- Task to complete
Without the pictures, print each of the records below exactly as it appears.

- Records for this exercise
%%
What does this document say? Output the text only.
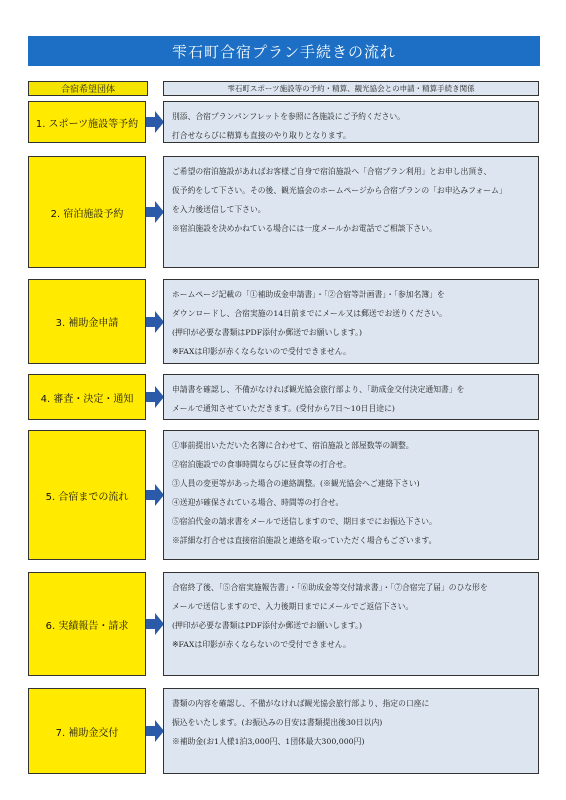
雫石町合宿プラン手続きの流れ
合宿希望団体	雫石町スポーツ施設等の予約・精算、観光協会との申請・精算手続き関係
1. スポーツ施設等予約
別添、合宿プランパンフレットを参照に各施設にご予約ください。
打合せならびに精算も直接のやり取りとなります。
2. 宿泊施設予約
ご希望の宿泊施設があればお客様ご自身で宿泊施設へ「合宿プラン利用」とお申し出頂き、
仮予約をして下さい。その後、観光協会のホームページから合宿プランの「お申込みフォーム」
を入力後送信して下さい。
※宿泊施設を決めかねている場合には一度メールかお電話でご相談下さい。
3. 補助金申請
ホームページ記載の「①補助成金申請書」・「②合宿等計画書」・「参加名簿」を
ダウンロードし、合宿実施の14日前までにメール又は郵送でお送りください。
(押印が必要な書類はPDF添付か郵送でお願いします。)
※FAXは印影が赤くならないので受付できません。
4. 審査・決定・通知
申請書を確認し、不備がなければ観光協会旅行部より、「助成金交付決定通知書」を
メールで通知させていただきます。(受付から7日～10日目途に)
5. 合宿までの流れ
①事前提出いただいた名簿に合わせて、宿泊施設と部屋数等の調整。
②宿泊施設での食事時間ならびに昼食等の打合せ。
③人員の変更等があった場合の連絡調整。(※観光協会へご連絡下さい)
④送迎が確保されている場合、時間等の打合せ。
⑤宿泊代金の請求書をメールで送信しますので、期日までにお振込下さい。
※詳細な打合せは直接宿泊施設と連絡を取っていただく場合もございます。
6. 実績報告・請求
合宿終了後、「⑤合宿実施報告書」・「⑥助成金等交付請求書」・「⑦合宿完了届」のひな形を
メールで送信しますので、入力後期日までにメールでご返信下さい。
(押印が必要な書類はPDF添付か郵送でお願いします。)
※FAXは印影が赤くならないので受付できません。
7. 補助金交付
書類の内容を確認し、不備がなければ観光協会旅行部より、指定の口座に
振込をいたします。(お振込みの目安は書類提出後30日以内)
※補助金(お1人様1泊3,000円、1団体最大300,000円)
%%
- Problem solution
What does this document say? Output the text only.
雫石町合宿プラン手続きの流れ
合宿希望団体	雫石町スポーツ施設等の予約・精算、観光協会との申請・精算手続き関係
1. スポーツ施設等予約
別添、合宿プランパンフレットを参照に各施設にご予約ください。
打合せならびに精算も直接のやり取りとなります。
2. 宿泊施設予約
ご希望の宿泊施設があればお客様ご自身で宿泊施設へ「合宿プラン利用」とお申し出頂き、
仮予約をして下さい。その後、観光協会のホームページから合宿プランの「お申込みフォーム」
を入力後送信して下さい。
※宿泊施設を決めかねている場合には一度メールかお電話でご相談下さい。
3. 補助金申請
ホームページ記載の「①補助成金申請書」・「②合宿等計画書」・「参加名簿」を
ダウンロードし、合宿実施の14日前までにメール又は郵送でお送りください。
(押印が必要な書類はPDF添付か郵送でお願いします。)
※FAXは印影が赤くならないので受付できません。
4. 審査・決定・通知
申請書を確認し、不備がなければ観光協会旅行部より、「助成金交付決定通知書」を
メールで通知させていただきます。(受付から7日～10日目途に)
5. 合宿までの流れ
①事前提出いただいた名簿に合わせて、宿泊施設と部屋数等の調整。
②宿泊施設での食事時間ならびに昼食等の打合せ。
③人員の変更等があった場合の連絡調整。(※観光協会へご連絡下さい)
④送迎が確保されている場合、時間等の打合せ。
⑤宿泊代金の請求書をメールで送信しますので、期日までにお振込下さい。
※詳細な打合せは直接宿泊施設と連絡を取っていただく場合もございます。
6. 実績報告・請求
合宿終了後、「⑤合宿実施報告書」・「⑥助成金等交付請求書」・「⑦合宿完了届」のひな形を
メールで送信しますので、入力後期日までにメールでご返信下さい。
(押印が必要な書類はPDF添付か郵送でお願いします。)
※FAXは印影が赤くならないので受付できません。
7. 補助金交付
書類の内容を確認し、不備がなければ観光協会旅行部より、指定の口座に
振込をいたします。(お振込みの目安は書類提出後30日以内)
※補助金(お1人様1泊3,000円、1団体最大300,000円)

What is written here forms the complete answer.